Entries taken from a collection
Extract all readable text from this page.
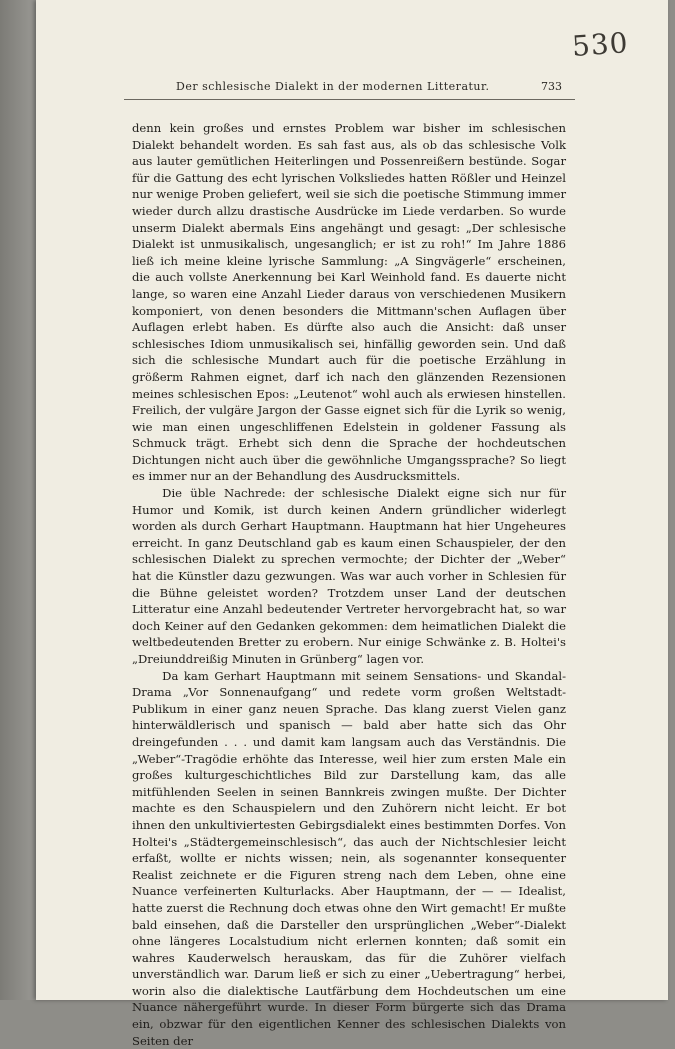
530
Der schlesische Dialekt in der modernen Litteratur.	733

denn kein großes und ernstes Problem war bisher im schlesischen Dialekt behandelt worden. Es sah fast aus, als ob das schlesische Volk aus lauter gemütlichen Heiterlingen und Possenreißern bestünde. Sogar für die Gattung des echt lyrischen Volksliedes hatten Rößler und Heinzel nur wenige Proben geliefert, weil sie sich die poetische Stimmung immer wieder durch allzu drastische Ausdrücke im Liede verdarben. So wurde unserm Dialekt abermals Eins angehängt und gesagt: „Der schlesische Dialekt ist unmusikalisch, ungesanglich; er ist zu roh!“ Im Jahre 1886 ließ ich meine kleine lyrische Sammlung: „A Singvägerle“ erscheinen, die auch vollste Anerkennung bei Karl Weinhold fand. Es dauerte nicht lange, so waren eine Anzahl Lieder daraus von verschiedenen Musikern komponiert, von denen besonders die Mittmann'schen Auflagen über Auflagen erlebt haben. Es dürfte also auch die Ansicht: daß unser schlesisches Idiom unmusikalisch sei, hinfällig geworden sein. Und daß sich die schlesische Mundart auch für die poetische Erzählung in größerm Rahmen eignet, darf ich nach den glänzenden Rezensionen meines schlesischen Epos: „Leutenot“ wohl auch als erwiesen hinstellen. Freilich, der vulgäre Jargon der Gasse eignet sich für die Lyrik so wenig, wie man einen ungeschliffenen Edelstein in goldener Fassung als Schmuck trägt. Erhebt sich denn die Sprache der hochdeutschen Dichtungen nicht auch über die gewöhnliche Umgangssprache? So liegt es immer nur an der Behandlung des Ausdrucksmittels.

Die üble Nachrede: der schlesische Dialekt eigne sich nur für Humor und Komik, ist durch keinen Andern gründlicher widerlegt worden als durch Gerhart Hauptmann. Hauptmann hat hier Ungeheures erreicht. In ganz Deutschland gab es kaum einen Schauspieler, der den schlesischen Dialekt zu sprechen vermochte; der Dichter der „Weber“ hat die Künstler dazu gezwungen. Was war auch vorher in Schlesien für die Bühne geleistet worden? Trotzdem unser Land der deutschen Litteratur eine Anzahl bedeutender Vertreter hervorgebracht hat, so war doch Keiner auf den Gedanken gekommen: dem heimatlichen Dialekt die weltbedeutenden Bretter zu erobern. Nur einige Schwänke z. B. Holtei's „Dreiunddreißig Minuten in Grünberg“ lagen vor.

Da kam Gerhart Hauptmann mit seinem Sensations- und Skandal-Drama „Vor Sonnenaufgang“ und redete vorm großen Weltstadt-Publikum in einer ganz neuen Sprache. Das klang zuerst Vielen ganz hinterwäldlerisch und spanisch — bald aber hatte sich das Ohr dreingefunden . . . und damit kam langsam auch das Verständnis. Die „Weber“-Tragödie erhöhte das Interesse, weil hier zum ersten Male ein großes kulturgeschichtliches Bild zur Darstellung kam, das alle mitfühlenden Seelen in seinen Bannkreis zwingen mußte. Der Dichter machte es den Schauspielern und den Zuhörern nicht leicht. Er bot ihnen den unkultiviertesten Gebirgsdialekt eines bestimmten Dorfes. Von Holtei's „Städtergemeinschlesisch“, das auch der Nichtschlesier leicht erfaßt, wollte er nichts wissen; nein, als sogenannter konsequenter Realist zeichnete er die Figuren streng nach dem Leben, ohne eine Nuance verfeinerten Kulturlacks. Aber Hauptmann, der — — Idealist, hatte zuerst die Rechnung doch etwas ohne den Wirt gemacht! Er mußte bald einsehen, daß die Darsteller den ursprünglichen „Weber“-Dialekt ohne längeres Localstudium nicht erlernen konnten; daß somit ein wahres Kauderwelsch herauskam, das für die Zuhörer vielfach unverständlich war. Darum ließ er sich zu einer „Uebertragung“ herbei, worin also die dialektische Lautfärbung dem Hochdeutschen um eine Nuance nähergeführt wurde. In dieser Form bürgerte sich das Drama ein, obzwar für den eigentlichen Kenner des schlesischen Dialekts von Seiten der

▶ _DIRECTIONS_:
All of the entries need to be transcribed word for word; pictures are left out.

▶ _SOLUTION TO THIS PROBLEM_:
Extract all readable text from this page.
530
Der schlesische Dialekt in der modernen Litteratur.	733

denn kein großes und ernstes Problem war bisher im schlesischen Dialekt behandelt worden. Es sah fast aus, als ob das schlesische Volk aus lauter gemütlichen Heiterlingen und Possenreißern bestünde. Sogar für die Gattung des echt lyrischen Volksliedes hatten Rößler und Heinzel nur wenige Proben geliefert, weil sie sich die poetische Stimmung immer wieder durch allzu drastische Ausdrücke im Liede verdarben. So wurde unserm Dialekt abermals Eins angehängt und gesagt: „Der schlesische Dialekt ist unmusikalisch, ungesanglich; er ist zu roh!“ Im Jahre 1886 ließ ich meine kleine lyrische Sammlung: „A Singvägerle“ erscheinen, die auch vollste Anerkennung bei Karl Weinhold fand. Es dauerte nicht lange, so waren eine Anzahl Lieder daraus von verschiedenen Musikern komponiert, von denen besonders die Mittmann'schen Auflagen über Auflagen erlebt haben. Es dürfte also auch die Ansicht: daß unser schlesisches Idiom unmusikalisch sei, hinfällig geworden sein. Und daß sich die schlesische Mundart auch für die poetische Erzählung in größerm Rahmen eignet, darf ich nach den glänzenden Rezensionen meines schlesischen Epos: „Leutenot“ wohl auch als erwiesen hinstellen. Freilich, der vulgäre Jargon der Gasse eignet sich für die Lyrik so wenig, wie man einen ungeschliffenen Edelstein in goldener Fassung als Schmuck trägt. Erhebt sich denn die Sprache der hochdeutschen Dichtungen nicht auch über die gewöhnliche Umgangssprache? So liegt es immer nur an der Behandlung des Ausdrucksmittels.

Die üble Nachrede: der schlesische Dialekt eigne sich nur für Humor und Komik, ist durch keinen Andern gründlicher widerlegt worden als durch Gerhart Hauptmann. Hauptmann hat hier Ungeheures erreicht. In ganz Deutschland gab es kaum einen Schauspieler, der den schlesischen Dialekt zu sprechen vermochte; der Dichter der „Weber“ hat die Künstler dazu gezwungen. Was war auch vorher in Schlesien für die Bühne geleistet worden? Trotzdem unser Land der deutschen Litteratur eine Anzahl bedeutender Vertreter hervorgebracht hat, so war doch Keiner auf den Gedanken gekommen: dem heimatlichen Dialekt die weltbedeutenden Bretter zu erobern. Nur einige Schwänke z. B. Holtei's „Dreiunddreißig Minuten in Grünberg“ lagen vor.

Da kam Gerhart Hauptmann mit seinem Sensations- und Skandal-Drama „Vor Sonnenaufgang“ und redete vorm großen Weltstadt-Publikum in einer ganz neuen Sprache. Das klang zuerst Vielen ganz hinterwäldlerisch und spanisch — bald aber hatte sich das Ohr dreingefunden . . . und damit kam langsam auch das Verständnis. Die „Weber“-Tragödie erhöhte das Interesse, weil hier zum ersten Male ein großes kulturgeschichtliches Bild zur Darstellung kam, das alle mitfühlenden Seelen in seinen Bannkreis zwingen mußte. Der Dichter machte es den Schauspielern und den Zuhörern nicht leicht. Er bot ihnen den unkultiviertesten Gebirgsdialekt eines bestimmten Dorfes. Von Holtei's „Städtergemeinschlesisch“, das auch der Nichtschlesier leicht erfaßt, wollte er nichts wissen; nein, als sogenannter konsequenter Realist zeichnete er die Figuren streng nach dem Leben, ohne eine Nuance verfeinerten Kulturlacks. Aber Hauptmann, der — — Idealist, hatte zuerst die Rechnung doch etwas ohne den Wirt gemacht! Er mußte bald einsehen, daß die Darsteller den ursprünglichen „Weber“-Dialekt ohne längeres Localstudium nicht erlernen konnten; daß somit ein wahres Kauderwelsch herauskam, das für die Zuhörer vielfach unverständlich war. Darum ließ er sich zu einer „Uebertragung“ herbei, worin also die dialektische Lautfärbung dem Hochdeutschen um eine Nuance nähergeführt wurde. In dieser Form bürgerte sich das Drama ein, obzwar für den eigentlichen Kenner des schlesischen Dialekts von Seiten der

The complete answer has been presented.